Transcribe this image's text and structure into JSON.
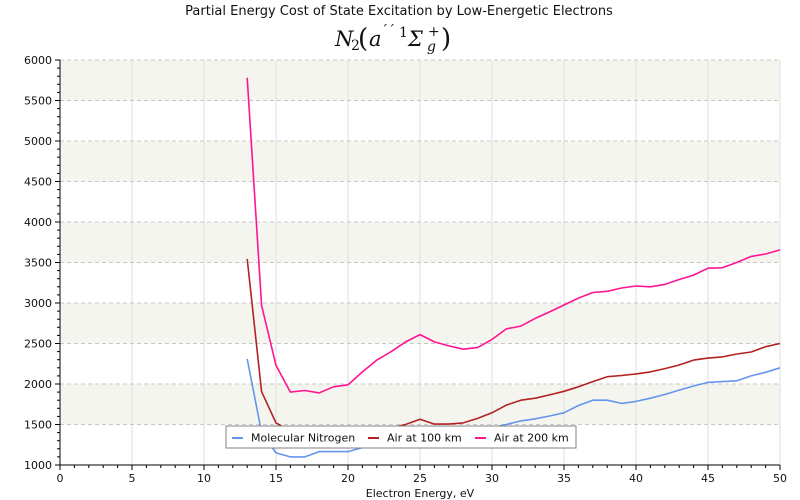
{
  "chart_data": {
    "type": "line",
    "title": "Partial Energy Cost of State Excitation by Low-Energetic Electrons",
    "subtitle": {
      "molecule": "N",
      "molecule_subscript": "2",
      "state_letter": "a",
      "primes": "´´",
      "multiplicity": "1",
      "term": "Σ",
      "term_superscript": "+",
      "term_subscript": "g"
    },
    "xlabel": "Electron Energy, eV",
    "ylabel": "",
    "xlim": [
      0,
      50
    ],
    "ylim": [
      1000,
      6000
    ],
    "xticks": [
      0,
      5,
      10,
      15,
      20,
      25,
      30,
      35,
      40,
      45,
      50
    ],
    "yticks": [
      1000,
      1500,
      2000,
      2500,
      3000,
      3500,
      4000,
      4500,
      5000,
      5500,
      6000
    ],
    "grid": {
      "horizontal": "dashed",
      "vertical": "solid",
      "alternating_bands": true
    },
    "legend_position": "bottom-center",
    "x": [
      13,
      14,
      15,
      16,
      17,
      18,
      19,
      20,
      21,
      22,
      23,
      24,
      25,
      26,
      27,
      28,
      29,
      30,
      31,
      32,
      33,
      34,
      35,
      36,
      37,
      38,
      39,
      40,
      41,
      42,
      43,
      44,
      45,
      46,
      47,
      48,
      49,
      50
    ],
    "series": [
      {
        "name": "Molecular Nitrogen",
        "color": "#6495ed",
        "values": [
          2310,
          1400,
          1150,
          1100,
          1100,
          1165,
          1165,
          1165,
          1215,
          1240,
          1260,
          1280,
          1320,
          1330,
          1350,
          1380,
          1420,
          1460,
          1500,
          1545,
          1570,
          1605,
          1645,
          1735,
          1800,
          1800,
          1760,
          1785,
          1825,
          1870,
          1925,
          1975,
          2020,
          2030,
          2040,
          2100,
          2145,
          2200
        ]
      },
      {
        "name": "Air at 100 km",
        "color": "#b22222",
        "values": [
          3545,
          1905,
          1520,
          1420,
          1400,
          1410,
          1400,
          1410,
          1420,
          1440,
          1460,
          1500,
          1565,
          1505,
          1505,
          1520,
          1575,
          1645,
          1740,
          1800,
          1825,
          1865,
          1910,
          1965,
          2030,
          2090,
          2105,
          2125,
          2150,
          2190,
          2235,
          2295,
          2320,
          2335,
          2370,
          2395,
          2460,
          2500
        ]
      },
      {
        "name": "Air at 200 km",
        "color": "#ff1493",
        "values": [
          5780,
          2970,
          2230,
          1900,
          1920,
          1890,
          1965,
          1990,
          2150,
          2295,
          2400,
          2520,
          2610,
          2520,
          2470,
          2430,
          2450,
          2550,
          2680,
          2715,
          2810,
          2890,
          2975,
          3060,
          3130,
          3145,
          3185,
          3210,
          3200,
          3230,
          3290,
          3345,
          3430,
          3435,
          3500,
          3575,
          3605,
          3655
        ]
      }
    ]
  }
}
◆ ◆ ◆
> **WRITTEN EXERCISE**: Give every record back exactly as it reads, with no images.

> **FULL OUTPUT**:
Transcribe this image's text and structure into JSON.
{
  "chart_data": {
    "type": "line",
    "title": "Partial Energy Cost of State Excitation by Low-Energetic Electrons",
    "subtitle": {
      "molecule": "N",
      "molecule_subscript": "2",
      "state_letter": "a",
      "primes": "´´",
      "multiplicity": "1",
      "term": "Σ",
      "term_superscript": "+",
      "term_subscript": "g"
    },
    "xlabel": "Electron Energy, eV",
    "ylabel": "",
    "xlim": [
      0,
      50
    ],
    "ylim": [
      1000,
      6000
    ],
    "xticks": [
      0,
      5,
      10,
      15,
      20,
      25,
      30,
      35,
      40,
      45,
      50
    ],
    "yticks": [
      1000,
      1500,
      2000,
      2500,
      3000,
      3500,
      4000,
      4500,
      5000,
      5500,
      6000
    ],
    "grid": {
      "horizontal": "dashed",
      "vertical": "solid",
      "alternating_bands": true
    },
    "legend_position": "bottom-center",
    "x": [
      13,
      14,
      15,
      16,
      17,
      18,
      19,
      20,
      21,
      22,
      23,
      24,
      25,
      26,
      27,
      28,
      29,
      30,
      31,
      32,
      33,
      34,
      35,
      36,
      37,
      38,
      39,
      40,
      41,
      42,
      43,
      44,
      45,
      46,
      47,
      48,
      49,
      50
    ],
    "series": [
      {
        "name": "Molecular Nitrogen",
        "color": "#6495ed",
        "values": [
          2310,
          1400,
          1150,
          1100,
          1100,
          1165,
          1165,
          1165,
          1215,
          1240,
          1260,
          1280,
          1320,
          1330,
          1350,
          1380,
          1420,
          1460,
          1500,
          1545,
          1570,
          1605,
          1645,
          1735,
          1800,
          1800,
          1760,
          1785,
          1825,
          1870,
          1925,
          1975,
          2020,
          2030,
          2040,
          2100,
          2145,
          2200
        ]
      },
      {
        "name": "Air at 100 km",
        "color": "#b22222",
        "values": [
          3545,
          1905,
          1520,
          1420,
          1400,
          1410,
          1400,
          1410,
          1420,
          1440,
          1460,
          1500,
          1565,
          1505,
          1505,
          1520,
          1575,
          1645,
          1740,
          1800,
          1825,
          1865,
          1910,
          1965,
          2030,
          2090,
          2105,
          2125,
          2150,
          2190,
          2235,
          2295,
          2320,
          2335,
          2370,
          2395,
          2460,
          2500
        ]
      },
      {
        "name": "Air at 200 km",
        "color": "#ff1493",
        "values": [
          5780,
          2970,
          2230,
          1900,
          1920,
          1890,
          1965,
          1990,
          2150,
          2295,
          2400,
          2520,
          2610,
          2520,
          2470,
          2430,
          2450,
          2550,
          2680,
          2715,
          2810,
          2890,
          2975,
          3060,
          3130,
          3145,
          3185,
          3210,
          3200,
          3230,
          3290,
          3345,
          3430,
          3435,
          3500,
          3575,
          3605,
          3655
        ]
      }
    ]
  }
}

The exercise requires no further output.